--- Written exercise ---
Below is a listing; write it out exactly and drop any images from it.

[Raw records]
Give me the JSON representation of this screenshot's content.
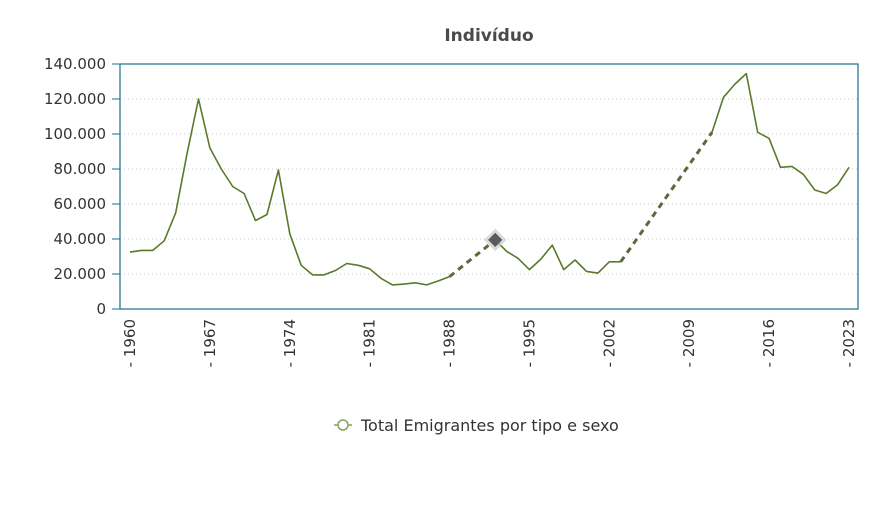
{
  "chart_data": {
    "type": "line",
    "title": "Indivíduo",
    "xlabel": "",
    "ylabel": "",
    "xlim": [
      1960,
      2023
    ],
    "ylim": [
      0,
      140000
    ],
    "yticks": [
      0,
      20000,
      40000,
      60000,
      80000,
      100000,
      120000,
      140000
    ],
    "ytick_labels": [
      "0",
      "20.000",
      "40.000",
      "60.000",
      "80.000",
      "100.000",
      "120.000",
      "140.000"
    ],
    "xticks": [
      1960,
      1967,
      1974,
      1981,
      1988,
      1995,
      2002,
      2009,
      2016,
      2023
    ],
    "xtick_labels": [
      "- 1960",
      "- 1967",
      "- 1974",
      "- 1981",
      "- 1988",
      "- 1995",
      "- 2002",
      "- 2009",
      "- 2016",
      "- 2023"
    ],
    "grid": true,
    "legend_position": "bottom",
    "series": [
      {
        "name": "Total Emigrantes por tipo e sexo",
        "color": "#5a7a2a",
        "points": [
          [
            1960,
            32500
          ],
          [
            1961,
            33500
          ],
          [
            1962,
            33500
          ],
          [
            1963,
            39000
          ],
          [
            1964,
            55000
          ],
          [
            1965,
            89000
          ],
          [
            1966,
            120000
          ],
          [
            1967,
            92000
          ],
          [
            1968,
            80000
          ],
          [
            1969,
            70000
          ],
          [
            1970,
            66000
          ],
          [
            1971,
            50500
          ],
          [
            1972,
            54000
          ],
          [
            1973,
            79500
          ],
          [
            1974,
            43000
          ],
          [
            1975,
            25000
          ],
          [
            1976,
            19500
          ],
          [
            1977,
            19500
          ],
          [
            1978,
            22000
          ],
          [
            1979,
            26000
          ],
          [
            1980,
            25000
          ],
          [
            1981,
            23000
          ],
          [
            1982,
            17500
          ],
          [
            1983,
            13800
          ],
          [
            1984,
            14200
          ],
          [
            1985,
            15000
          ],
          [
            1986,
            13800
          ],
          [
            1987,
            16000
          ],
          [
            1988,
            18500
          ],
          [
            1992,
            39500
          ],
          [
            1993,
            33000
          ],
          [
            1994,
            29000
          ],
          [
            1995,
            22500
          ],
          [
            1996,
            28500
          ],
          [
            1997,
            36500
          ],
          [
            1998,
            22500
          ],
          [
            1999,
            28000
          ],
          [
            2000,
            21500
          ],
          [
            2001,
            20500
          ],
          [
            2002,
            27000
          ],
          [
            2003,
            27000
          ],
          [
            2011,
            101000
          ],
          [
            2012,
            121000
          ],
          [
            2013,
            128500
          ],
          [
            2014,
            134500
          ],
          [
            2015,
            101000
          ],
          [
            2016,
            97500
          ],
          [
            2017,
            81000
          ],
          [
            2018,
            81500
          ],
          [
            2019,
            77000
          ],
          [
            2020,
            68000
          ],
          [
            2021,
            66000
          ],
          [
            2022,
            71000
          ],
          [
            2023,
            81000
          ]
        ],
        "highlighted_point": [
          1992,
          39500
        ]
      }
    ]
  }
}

--- Output of the task ---
Give me the JSON representation of this screenshot's content.
{
  "chart_data": {
    "type": "line",
    "title": "Indivíduo",
    "xlabel": "",
    "ylabel": "",
    "xlim": [
      1960,
      2023
    ],
    "ylim": [
      0,
      140000
    ],
    "yticks": [
      0,
      20000,
      40000,
      60000,
      80000,
      100000,
      120000,
      140000
    ],
    "ytick_labels": [
      "0",
      "20.000",
      "40.000",
      "60.000",
      "80.000",
      "100.000",
      "120.000",
      "140.000"
    ],
    "xticks": [
      1960,
      1967,
      1974,
      1981,
      1988,
      1995,
      2002,
      2009,
      2016,
      2023
    ],
    "xtick_labels": [
      "- 1960",
      "- 1967",
      "- 1974",
      "- 1981",
      "- 1988",
      "- 1995",
      "- 2002",
      "- 2009",
      "- 2016",
      "- 2023"
    ],
    "grid": true,
    "legend_position": "bottom",
    "series": [
      {
        "name": "Total Emigrantes por tipo e sexo",
        "color": "#5a7a2a",
        "points": [
          [
            1960,
            32500
          ],
          [
            1961,
            33500
          ],
          [
            1962,
            33500
          ],
          [
            1963,
            39000
          ],
          [
            1964,
            55000
          ],
          [
            1965,
            89000
          ],
          [
            1966,
            120000
          ],
          [
            1967,
            92000
          ],
          [
            1968,
            80000
          ],
          [
            1969,
            70000
          ],
          [
            1970,
            66000
          ],
          [
            1971,
            50500
          ],
          [
            1972,
            54000
          ],
          [
            1973,
            79500
          ],
          [
            1974,
            43000
          ],
          [
            1975,
            25000
          ],
          [
            1976,
            19500
          ],
          [
            1977,
            19500
          ],
          [
            1978,
            22000
          ],
          [
            1979,
            26000
          ],
          [
            1980,
            25000
          ],
          [
            1981,
            23000
          ],
          [
            1982,
            17500
          ],
          [
            1983,
            13800
          ],
          [
            1984,
            14200
          ],
          [
            1985,
            15000
          ],
          [
            1986,
            13800
          ],
          [
            1987,
            16000
          ],
          [
            1988,
            18500
          ],
          [
            1992,
            39500
          ],
          [
            1993,
            33000
          ],
          [
            1994,
            29000
          ],
          [
            1995,
            22500
          ],
          [
            1996,
            28500
          ],
          [
            1997,
            36500
          ],
          [
            1998,
            22500
          ],
          [
            1999,
            28000
          ],
          [
            2000,
            21500
          ],
          [
            2001,
            20500
          ],
          [
            2002,
            27000
          ],
          [
            2003,
            27000
          ],
          [
            2011,
            101000
          ],
          [
            2012,
            121000
          ],
          [
            2013,
            128500
          ],
          [
            2014,
            134500
          ],
          [
            2015,
            101000
          ],
          [
            2016,
            97500
          ],
          [
            2017,
            81000
          ],
          [
            2018,
            81500
          ],
          [
            2019,
            77000
          ],
          [
            2020,
            68000
          ],
          [
            2021,
            66000
          ],
          [
            2022,
            71000
          ],
          [
            2023,
            81000
          ]
        ],
        "highlighted_point": [
          1992,
          39500
        ]
      }
    ]
  }
}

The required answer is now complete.